## [WHAT YOU SHOULD DO]
Reproduce in full, word for word, the passage below about the history of the aircraft VG+PH.

## [SOURCE DOCUMENT]
● ● ● ● ● ● ●
VG+PH went to the Navy for evaluation and was sent to the Test and Evaluation Center, Patuxent River Naval Air Station, Maryland, USA. Following testing from 1945 to 1948, the aircraft languished in outside storage at Naval Air Station Norfolk. In 1961, it was donated to the Smithsonian's National Air Museum, though it remained in deteriorating condition at Norfolk for several more years before being moved to the National Air and Space Museum's storage facility in Suitland, Maryland. In October 1974, VG+PH was returned to the Dornier plant in Oberpfaffenhofen, Germany (then building the Alpha Jet) for a complete restoration. In 1975, the aircraft was restored by Dornier employees, many of whom had worked on the airplane originally. They were surprised that the explosive charges built into the aircraft to blow off the dorsal fin and rear propeller prior to pilot ejection were still intact.
● ● ● ● ● ● ●
## [DATA EXCERPTS]
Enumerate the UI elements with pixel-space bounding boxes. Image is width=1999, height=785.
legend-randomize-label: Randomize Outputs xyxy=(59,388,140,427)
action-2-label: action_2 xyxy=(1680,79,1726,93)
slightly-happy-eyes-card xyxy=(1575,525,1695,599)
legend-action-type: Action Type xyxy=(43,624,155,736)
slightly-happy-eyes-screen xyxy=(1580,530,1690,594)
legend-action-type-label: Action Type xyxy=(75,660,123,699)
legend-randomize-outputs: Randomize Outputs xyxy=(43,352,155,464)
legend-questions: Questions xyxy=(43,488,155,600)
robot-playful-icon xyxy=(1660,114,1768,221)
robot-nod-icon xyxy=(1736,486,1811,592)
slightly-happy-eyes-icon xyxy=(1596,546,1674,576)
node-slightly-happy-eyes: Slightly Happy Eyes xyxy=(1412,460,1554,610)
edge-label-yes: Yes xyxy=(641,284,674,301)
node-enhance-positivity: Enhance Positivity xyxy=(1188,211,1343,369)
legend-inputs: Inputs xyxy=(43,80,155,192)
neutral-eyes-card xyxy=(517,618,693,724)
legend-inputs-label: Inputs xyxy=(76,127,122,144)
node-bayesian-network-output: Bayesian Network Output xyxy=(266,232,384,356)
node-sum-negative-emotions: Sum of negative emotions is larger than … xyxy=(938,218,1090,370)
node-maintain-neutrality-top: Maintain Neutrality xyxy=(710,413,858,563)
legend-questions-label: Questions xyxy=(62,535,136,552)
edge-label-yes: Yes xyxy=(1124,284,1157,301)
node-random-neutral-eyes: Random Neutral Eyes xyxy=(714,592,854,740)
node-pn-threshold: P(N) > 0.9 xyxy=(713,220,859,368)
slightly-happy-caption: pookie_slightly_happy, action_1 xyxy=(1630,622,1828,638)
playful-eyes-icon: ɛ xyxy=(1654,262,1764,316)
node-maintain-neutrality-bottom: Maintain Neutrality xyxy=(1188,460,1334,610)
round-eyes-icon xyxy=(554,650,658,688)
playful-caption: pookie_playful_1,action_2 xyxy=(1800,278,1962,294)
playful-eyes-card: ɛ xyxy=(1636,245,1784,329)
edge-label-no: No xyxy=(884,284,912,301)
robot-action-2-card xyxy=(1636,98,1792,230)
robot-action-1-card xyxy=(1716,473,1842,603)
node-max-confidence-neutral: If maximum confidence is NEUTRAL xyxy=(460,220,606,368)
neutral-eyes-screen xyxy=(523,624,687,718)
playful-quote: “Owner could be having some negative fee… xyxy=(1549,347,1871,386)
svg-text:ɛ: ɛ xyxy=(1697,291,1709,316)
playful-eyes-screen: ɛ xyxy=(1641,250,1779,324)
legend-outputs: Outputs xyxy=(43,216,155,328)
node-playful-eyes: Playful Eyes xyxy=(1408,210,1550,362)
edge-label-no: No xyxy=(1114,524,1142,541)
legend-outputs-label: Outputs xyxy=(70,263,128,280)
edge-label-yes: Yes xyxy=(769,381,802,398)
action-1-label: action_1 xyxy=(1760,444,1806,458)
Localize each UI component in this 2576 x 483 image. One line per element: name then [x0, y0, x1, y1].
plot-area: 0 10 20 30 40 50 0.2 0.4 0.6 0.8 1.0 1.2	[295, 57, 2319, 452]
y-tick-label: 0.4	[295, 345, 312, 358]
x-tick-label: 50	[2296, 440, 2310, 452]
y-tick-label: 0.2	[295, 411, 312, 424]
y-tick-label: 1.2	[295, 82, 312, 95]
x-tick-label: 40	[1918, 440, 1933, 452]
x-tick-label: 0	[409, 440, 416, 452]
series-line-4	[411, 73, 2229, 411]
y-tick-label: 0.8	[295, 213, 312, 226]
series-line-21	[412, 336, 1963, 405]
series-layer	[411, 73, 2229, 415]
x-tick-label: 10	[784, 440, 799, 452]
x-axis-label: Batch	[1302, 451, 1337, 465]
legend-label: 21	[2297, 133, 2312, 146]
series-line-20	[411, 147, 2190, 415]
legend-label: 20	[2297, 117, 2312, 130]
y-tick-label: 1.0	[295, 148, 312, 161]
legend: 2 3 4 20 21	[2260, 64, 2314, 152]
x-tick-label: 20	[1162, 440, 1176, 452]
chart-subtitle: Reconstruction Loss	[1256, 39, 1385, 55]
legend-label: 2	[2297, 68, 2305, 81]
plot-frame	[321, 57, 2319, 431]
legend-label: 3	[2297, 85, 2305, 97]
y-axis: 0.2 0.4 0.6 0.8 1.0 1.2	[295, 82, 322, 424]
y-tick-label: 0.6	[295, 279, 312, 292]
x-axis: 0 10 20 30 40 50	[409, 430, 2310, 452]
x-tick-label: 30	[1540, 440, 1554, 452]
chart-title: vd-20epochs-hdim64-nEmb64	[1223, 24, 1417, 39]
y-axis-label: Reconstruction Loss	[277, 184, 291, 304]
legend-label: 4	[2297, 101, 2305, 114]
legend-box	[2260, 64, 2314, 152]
● ● ● ● ● ● ●
## [FINISHED EXERCISE]
VG+PH went to the Navy for evaluation and was sent to the Test and Evaluation Center, Patuxent River Naval Air Station, Maryland, USA. Following testing from 1945 to 1948, the aircraft languished in outside storage at Naval Air Station Norfolk. In 1961, it was donated to the Smithsonian's National Air Museum, though it remained in deteriorating condition at Norfolk for several more years before being moved to the National Air and Space Museum's storage facility in Suitland, Maryland. In October 1974, VG+PH was returned to the Dornier plant in Oberpfaffenhofen, Germany (then building the Alpha Jet) for a complete restoration. In 1975, the aircraft was restored by Dornier employees, many of whom had worked on the airplane originally. They were surprised that the explosive charges built into the aircraft to blow off the dorsal fin and rear propeller prior to pilot ejection were still intact.